For each statement marked 1., 2. and 3., indicate whether it agrees with the text on internals and externals, and quote the words of the text that decide it.
1. Internals tend to vote.
2. Externals hold that their success or failure in life is down to them.
3. Externals are more prone to psychological problems.

- Page
--- Begin ---
This notion about what forces you believe are abroad out there, psychologists believe is extremely important in determining your motivation and determining your success in life. Psychologists believe that you can divide people into two basic groups called internals and externals. This division explains people’s views about what controls their destiny. Internals believe that what controls their destiny is basically themselves. They believe whether they have a success or a failure in life, it’s completely down to them, or more or less down to them. Externals believe they’re the victim of circumstance. They believe that really whatever happens to them is not under their control and it is other things, other forces at work in nature, that determine the future of their lives. So if you think about internals and externals, if they go to a job interview and they fail the interview, an internal would leave the job interview thinking to themselves, I need to get better qualifications or I need to brush up my interview technique in order to try and be more successful in the future.” An external leaving a job interview they’ve failed would say, “You know what, I didn’t stand a chance. They’d already decided who they were choosing for that job. It’s not my fault that I failed that job interview.”
Now, whether you’re an internal or an external has dramatic implications on your behaviour. Internals tend to vote. Externals tend not to vote, because externals don’t believe they can have much impact on the world. They don’t believe they can make a difference. Externals tend to commit more crime, because externals don’t believe in the benefits of hard work. They like to take short cuts. Externals are more prone to a variety of psychological problems.
--- End ---
- Dataset section
--- Begin ---
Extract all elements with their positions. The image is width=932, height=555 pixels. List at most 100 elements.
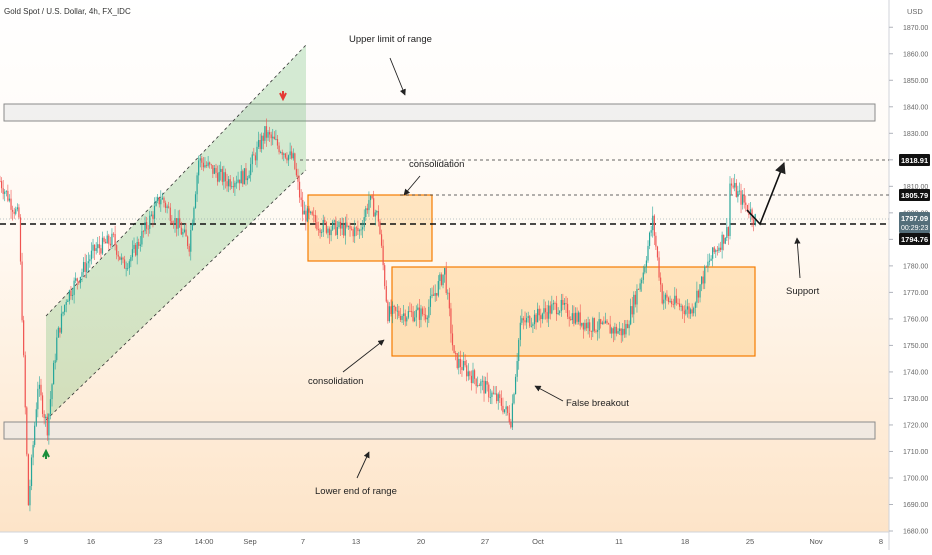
--- End ---
- Exercise result
1. Yes: "Internals tend to vote."
2. No: "Externals believe they’re the victim of circumstance."
3. Yes: "Externals are more prone to a variety of psychological problems."